-- START OF Material provided --

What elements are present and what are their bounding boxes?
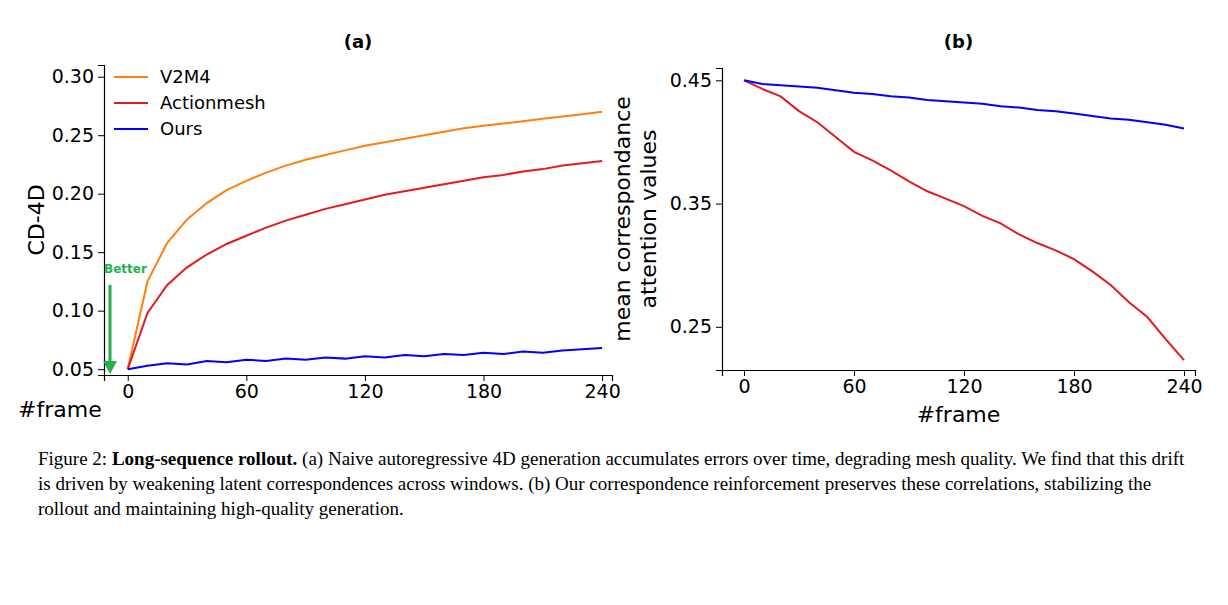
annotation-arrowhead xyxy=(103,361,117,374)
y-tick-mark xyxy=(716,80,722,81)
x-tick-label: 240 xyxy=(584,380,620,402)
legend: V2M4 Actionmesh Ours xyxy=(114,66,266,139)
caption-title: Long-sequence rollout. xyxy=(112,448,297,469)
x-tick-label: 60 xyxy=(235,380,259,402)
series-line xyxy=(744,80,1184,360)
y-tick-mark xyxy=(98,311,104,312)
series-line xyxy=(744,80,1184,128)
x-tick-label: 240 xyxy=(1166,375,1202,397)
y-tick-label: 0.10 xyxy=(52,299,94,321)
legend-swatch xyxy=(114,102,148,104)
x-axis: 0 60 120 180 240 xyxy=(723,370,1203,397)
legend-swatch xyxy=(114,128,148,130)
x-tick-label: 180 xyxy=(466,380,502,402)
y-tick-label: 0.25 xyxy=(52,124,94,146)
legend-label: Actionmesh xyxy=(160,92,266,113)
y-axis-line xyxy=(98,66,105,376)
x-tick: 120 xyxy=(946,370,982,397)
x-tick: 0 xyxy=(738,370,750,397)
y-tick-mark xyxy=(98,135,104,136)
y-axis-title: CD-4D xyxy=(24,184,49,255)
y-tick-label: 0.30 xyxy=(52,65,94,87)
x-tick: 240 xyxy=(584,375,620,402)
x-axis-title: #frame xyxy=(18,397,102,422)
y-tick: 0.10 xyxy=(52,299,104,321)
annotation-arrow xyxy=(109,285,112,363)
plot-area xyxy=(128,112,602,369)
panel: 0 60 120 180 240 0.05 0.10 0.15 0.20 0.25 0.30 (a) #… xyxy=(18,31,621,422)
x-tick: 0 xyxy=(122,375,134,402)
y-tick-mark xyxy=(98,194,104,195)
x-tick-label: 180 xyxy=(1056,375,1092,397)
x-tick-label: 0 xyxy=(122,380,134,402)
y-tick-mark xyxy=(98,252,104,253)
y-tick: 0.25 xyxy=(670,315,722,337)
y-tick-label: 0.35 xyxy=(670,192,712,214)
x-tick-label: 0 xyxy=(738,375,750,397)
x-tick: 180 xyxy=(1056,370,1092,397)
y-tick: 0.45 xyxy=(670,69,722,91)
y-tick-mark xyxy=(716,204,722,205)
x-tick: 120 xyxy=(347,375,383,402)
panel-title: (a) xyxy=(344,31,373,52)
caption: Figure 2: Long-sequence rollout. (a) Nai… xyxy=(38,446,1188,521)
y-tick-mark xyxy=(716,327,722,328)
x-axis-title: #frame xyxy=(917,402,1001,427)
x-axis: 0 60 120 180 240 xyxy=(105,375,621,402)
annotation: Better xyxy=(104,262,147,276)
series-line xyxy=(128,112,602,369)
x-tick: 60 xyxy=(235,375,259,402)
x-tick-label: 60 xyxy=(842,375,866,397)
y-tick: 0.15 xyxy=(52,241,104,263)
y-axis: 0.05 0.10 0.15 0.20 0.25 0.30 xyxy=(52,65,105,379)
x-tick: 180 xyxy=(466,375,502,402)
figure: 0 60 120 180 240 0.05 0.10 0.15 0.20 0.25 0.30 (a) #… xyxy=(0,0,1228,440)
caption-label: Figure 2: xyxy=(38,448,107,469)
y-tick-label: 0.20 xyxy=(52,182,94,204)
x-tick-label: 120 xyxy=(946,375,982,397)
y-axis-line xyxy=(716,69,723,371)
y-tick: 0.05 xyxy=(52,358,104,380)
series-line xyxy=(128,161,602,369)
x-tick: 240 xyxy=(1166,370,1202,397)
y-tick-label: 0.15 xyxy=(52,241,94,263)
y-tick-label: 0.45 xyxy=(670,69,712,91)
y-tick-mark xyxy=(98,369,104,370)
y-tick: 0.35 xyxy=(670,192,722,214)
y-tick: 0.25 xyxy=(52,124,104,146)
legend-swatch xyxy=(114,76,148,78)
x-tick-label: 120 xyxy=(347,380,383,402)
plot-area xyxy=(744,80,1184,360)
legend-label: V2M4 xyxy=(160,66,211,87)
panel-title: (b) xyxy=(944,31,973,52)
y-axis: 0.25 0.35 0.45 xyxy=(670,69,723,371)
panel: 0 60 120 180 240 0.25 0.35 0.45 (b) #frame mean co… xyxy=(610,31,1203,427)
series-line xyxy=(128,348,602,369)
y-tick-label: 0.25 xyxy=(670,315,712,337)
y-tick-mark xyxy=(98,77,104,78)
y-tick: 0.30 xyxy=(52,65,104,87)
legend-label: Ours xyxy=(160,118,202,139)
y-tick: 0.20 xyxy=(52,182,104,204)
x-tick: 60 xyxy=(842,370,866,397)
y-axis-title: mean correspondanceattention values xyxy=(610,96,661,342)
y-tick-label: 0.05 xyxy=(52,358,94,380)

-- END OF Material provided --
-- START OF Material provided --

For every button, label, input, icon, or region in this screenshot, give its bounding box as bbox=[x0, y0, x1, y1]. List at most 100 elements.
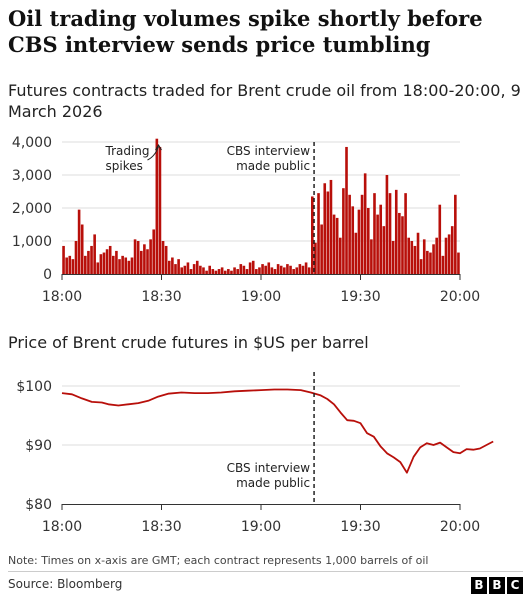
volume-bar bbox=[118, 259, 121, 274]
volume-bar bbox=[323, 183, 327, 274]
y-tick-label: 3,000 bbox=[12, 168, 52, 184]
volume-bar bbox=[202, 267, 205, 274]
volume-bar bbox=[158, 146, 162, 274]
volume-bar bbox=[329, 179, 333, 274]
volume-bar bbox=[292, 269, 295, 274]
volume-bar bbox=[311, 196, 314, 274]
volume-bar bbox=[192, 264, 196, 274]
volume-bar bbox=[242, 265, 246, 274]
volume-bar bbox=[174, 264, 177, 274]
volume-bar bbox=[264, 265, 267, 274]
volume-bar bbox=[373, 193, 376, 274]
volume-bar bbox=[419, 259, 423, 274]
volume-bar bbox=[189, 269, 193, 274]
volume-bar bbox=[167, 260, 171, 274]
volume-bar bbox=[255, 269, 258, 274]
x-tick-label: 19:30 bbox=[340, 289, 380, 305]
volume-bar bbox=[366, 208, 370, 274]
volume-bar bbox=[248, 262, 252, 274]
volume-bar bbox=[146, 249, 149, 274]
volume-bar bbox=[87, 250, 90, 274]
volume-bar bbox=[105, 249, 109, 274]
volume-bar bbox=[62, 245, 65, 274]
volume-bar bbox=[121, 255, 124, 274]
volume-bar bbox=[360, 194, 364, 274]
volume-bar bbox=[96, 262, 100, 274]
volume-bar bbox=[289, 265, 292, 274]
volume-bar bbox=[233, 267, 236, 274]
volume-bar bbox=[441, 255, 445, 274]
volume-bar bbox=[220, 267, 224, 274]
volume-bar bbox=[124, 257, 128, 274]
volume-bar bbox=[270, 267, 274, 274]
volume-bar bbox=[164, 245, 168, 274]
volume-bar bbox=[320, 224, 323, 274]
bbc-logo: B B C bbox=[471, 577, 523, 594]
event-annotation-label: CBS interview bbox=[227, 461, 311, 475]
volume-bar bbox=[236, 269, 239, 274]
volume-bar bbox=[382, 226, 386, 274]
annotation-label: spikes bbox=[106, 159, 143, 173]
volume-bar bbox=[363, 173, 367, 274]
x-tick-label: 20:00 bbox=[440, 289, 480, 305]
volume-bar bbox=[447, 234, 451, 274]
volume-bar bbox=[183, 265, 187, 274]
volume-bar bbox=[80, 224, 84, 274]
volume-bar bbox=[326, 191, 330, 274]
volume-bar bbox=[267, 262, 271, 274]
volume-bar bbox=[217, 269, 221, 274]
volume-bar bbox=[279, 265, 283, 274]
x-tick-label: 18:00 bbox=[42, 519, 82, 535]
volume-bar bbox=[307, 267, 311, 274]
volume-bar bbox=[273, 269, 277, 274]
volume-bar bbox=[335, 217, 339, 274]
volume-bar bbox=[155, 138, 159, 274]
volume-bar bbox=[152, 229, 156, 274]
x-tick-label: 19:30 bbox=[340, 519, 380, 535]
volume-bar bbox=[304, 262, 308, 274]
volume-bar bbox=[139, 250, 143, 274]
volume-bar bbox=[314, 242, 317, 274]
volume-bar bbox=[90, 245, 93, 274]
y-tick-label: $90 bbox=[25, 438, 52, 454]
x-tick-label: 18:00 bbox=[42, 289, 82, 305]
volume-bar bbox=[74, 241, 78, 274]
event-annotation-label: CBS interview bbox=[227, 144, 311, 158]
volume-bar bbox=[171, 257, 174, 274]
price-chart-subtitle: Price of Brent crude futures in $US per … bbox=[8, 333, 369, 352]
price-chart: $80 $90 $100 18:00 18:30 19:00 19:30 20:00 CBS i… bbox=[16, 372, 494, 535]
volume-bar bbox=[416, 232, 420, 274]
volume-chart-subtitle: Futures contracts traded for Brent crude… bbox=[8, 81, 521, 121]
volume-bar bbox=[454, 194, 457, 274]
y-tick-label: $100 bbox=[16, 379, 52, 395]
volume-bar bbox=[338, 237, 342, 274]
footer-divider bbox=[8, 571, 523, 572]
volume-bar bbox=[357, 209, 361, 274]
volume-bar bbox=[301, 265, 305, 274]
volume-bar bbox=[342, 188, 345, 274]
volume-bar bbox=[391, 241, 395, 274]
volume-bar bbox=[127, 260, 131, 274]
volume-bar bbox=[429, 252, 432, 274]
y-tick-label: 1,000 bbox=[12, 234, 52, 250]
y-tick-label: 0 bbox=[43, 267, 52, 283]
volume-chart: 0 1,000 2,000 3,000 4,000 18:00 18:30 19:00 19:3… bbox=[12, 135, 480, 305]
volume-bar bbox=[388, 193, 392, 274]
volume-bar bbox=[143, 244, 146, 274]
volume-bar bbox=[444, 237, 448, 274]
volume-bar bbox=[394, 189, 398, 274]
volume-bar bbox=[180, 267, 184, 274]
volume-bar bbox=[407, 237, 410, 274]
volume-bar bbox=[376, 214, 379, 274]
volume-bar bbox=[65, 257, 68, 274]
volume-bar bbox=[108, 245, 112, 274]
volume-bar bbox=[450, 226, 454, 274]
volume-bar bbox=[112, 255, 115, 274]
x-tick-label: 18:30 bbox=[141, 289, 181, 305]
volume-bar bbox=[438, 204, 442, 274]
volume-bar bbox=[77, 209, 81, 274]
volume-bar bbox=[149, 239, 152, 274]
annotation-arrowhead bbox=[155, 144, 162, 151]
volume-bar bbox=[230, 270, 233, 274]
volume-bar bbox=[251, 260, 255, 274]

-- END OF Material provided --
-- START OF Material provided --

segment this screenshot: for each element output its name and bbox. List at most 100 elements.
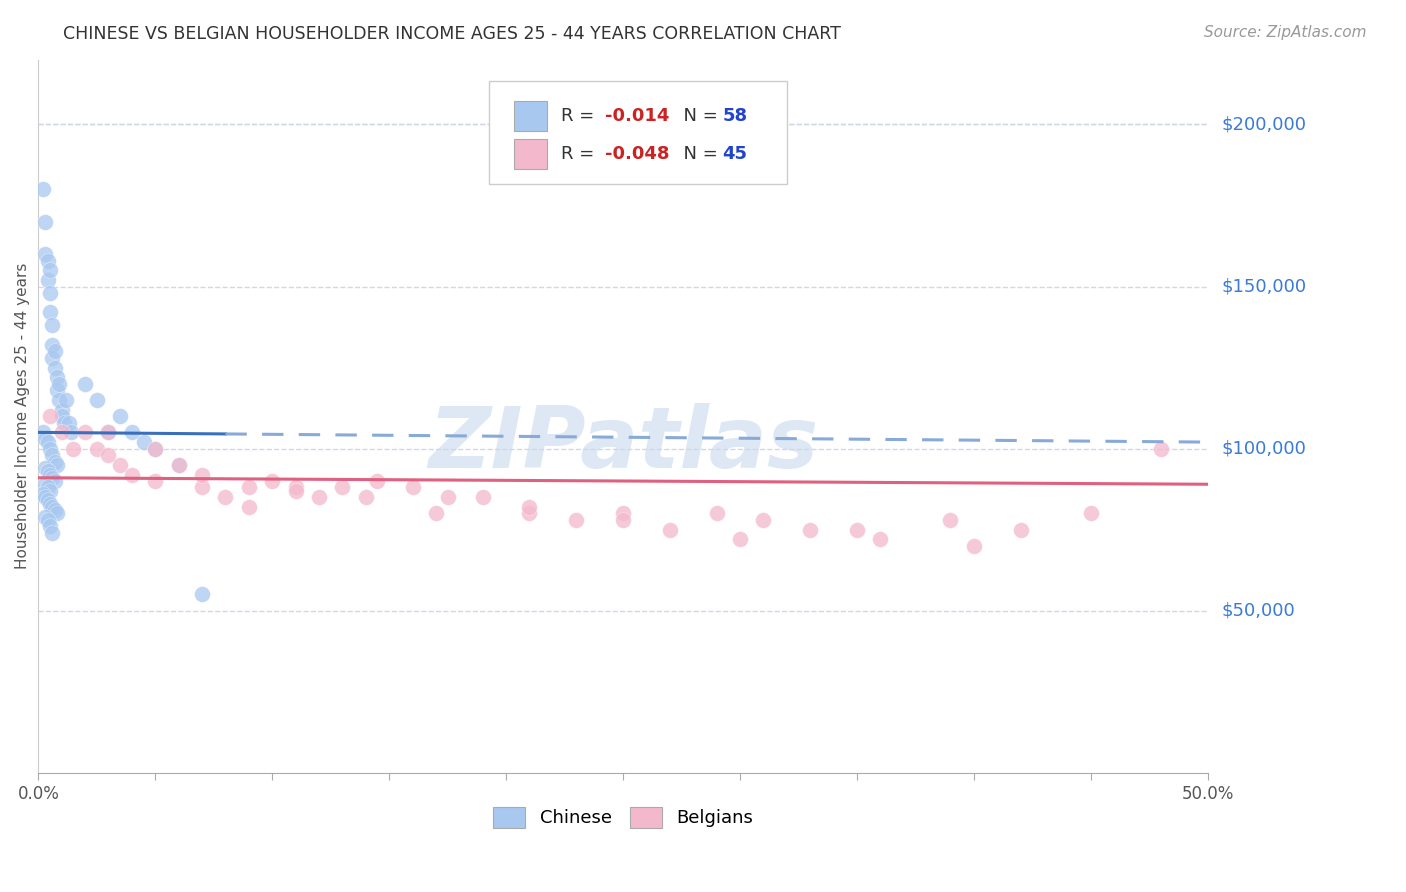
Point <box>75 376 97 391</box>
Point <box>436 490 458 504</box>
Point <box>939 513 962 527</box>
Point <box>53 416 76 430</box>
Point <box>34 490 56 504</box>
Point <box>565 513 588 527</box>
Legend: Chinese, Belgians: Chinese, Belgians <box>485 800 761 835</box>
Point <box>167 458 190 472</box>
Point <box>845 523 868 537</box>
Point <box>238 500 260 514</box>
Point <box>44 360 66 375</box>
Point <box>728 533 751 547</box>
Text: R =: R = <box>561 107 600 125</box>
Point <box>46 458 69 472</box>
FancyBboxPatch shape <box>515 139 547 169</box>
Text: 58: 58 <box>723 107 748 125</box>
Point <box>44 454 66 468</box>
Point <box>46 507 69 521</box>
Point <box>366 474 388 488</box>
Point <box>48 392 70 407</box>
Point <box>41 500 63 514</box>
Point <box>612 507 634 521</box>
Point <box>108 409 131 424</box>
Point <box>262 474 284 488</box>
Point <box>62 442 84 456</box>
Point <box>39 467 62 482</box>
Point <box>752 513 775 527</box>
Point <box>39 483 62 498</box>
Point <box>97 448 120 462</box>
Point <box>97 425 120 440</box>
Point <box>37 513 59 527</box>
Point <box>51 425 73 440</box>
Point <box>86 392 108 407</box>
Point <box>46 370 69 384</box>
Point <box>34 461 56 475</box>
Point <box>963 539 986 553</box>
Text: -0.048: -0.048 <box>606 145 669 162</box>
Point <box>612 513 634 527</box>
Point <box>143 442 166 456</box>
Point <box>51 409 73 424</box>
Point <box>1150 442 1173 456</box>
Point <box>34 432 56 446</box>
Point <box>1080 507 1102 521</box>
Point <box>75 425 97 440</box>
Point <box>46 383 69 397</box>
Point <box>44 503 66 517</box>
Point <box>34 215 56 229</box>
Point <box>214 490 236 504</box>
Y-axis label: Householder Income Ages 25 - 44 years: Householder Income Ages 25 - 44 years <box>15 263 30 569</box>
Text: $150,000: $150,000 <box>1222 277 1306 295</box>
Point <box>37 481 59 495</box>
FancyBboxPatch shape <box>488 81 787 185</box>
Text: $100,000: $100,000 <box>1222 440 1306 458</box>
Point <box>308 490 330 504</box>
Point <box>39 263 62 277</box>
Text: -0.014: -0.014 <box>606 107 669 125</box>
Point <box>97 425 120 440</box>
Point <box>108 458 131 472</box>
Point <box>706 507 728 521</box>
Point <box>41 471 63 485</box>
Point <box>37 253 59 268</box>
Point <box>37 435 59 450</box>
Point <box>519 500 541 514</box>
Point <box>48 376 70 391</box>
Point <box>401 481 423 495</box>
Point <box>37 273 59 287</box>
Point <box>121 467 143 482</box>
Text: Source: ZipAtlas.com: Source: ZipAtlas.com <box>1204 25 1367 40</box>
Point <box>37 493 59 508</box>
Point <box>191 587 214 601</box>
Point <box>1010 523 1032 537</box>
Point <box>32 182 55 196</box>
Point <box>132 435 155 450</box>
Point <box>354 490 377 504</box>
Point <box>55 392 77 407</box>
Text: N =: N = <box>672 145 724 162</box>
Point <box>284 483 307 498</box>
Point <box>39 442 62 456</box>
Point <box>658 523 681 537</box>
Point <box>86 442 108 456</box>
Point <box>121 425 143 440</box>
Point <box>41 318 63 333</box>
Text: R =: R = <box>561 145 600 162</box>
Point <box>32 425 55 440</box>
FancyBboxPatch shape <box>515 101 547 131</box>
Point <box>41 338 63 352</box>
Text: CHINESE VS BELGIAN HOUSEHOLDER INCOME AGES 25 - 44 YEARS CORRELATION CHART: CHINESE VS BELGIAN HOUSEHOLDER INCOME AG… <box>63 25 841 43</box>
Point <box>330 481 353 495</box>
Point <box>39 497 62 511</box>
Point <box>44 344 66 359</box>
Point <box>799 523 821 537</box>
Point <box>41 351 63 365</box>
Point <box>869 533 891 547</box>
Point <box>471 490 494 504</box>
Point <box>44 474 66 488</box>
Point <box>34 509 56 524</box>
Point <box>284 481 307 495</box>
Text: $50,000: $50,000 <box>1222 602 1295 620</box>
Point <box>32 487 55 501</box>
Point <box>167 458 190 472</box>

-- END OF Material provided --

*Written task*.
Please duplicate the lines in the material above, starting at the line containing "annotation-arrowhead xyxy=(103,361,117,374)" and ending at the line containing "x-tick-label: 180 xyxy=(466,380,502,402)", with both of those lines included.

*Exercise solution*.
annotation-arrowhead xyxy=(103,361,117,374)
y-tick-mark xyxy=(716,80,722,81)
x-tick-label: 240 xyxy=(584,380,620,402)
legend: V2M4 Actionmesh Ours xyxy=(114,66,266,139)
caption-title: Long-sequence rollout. xyxy=(112,448,297,469)
x-tick-label: 60 xyxy=(235,380,259,402)
series-line xyxy=(744,80,1184,360)
y-tick-mark xyxy=(98,311,104,312)
series-line xyxy=(744,80,1184,128)
x-tick-label: 240 xyxy=(1166,375,1202,397)
y-tick-label: 0.10 xyxy=(52,299,94,321)
legend-swatch xyxy=(114,102,148,104)
x-axis: 0 60 120 180 240 xyxy=(723,370,1203,397)
legend-swatch xyxy=(114,128,148,130)
x-tick-label: 180 xyxy=(466,380,502,402)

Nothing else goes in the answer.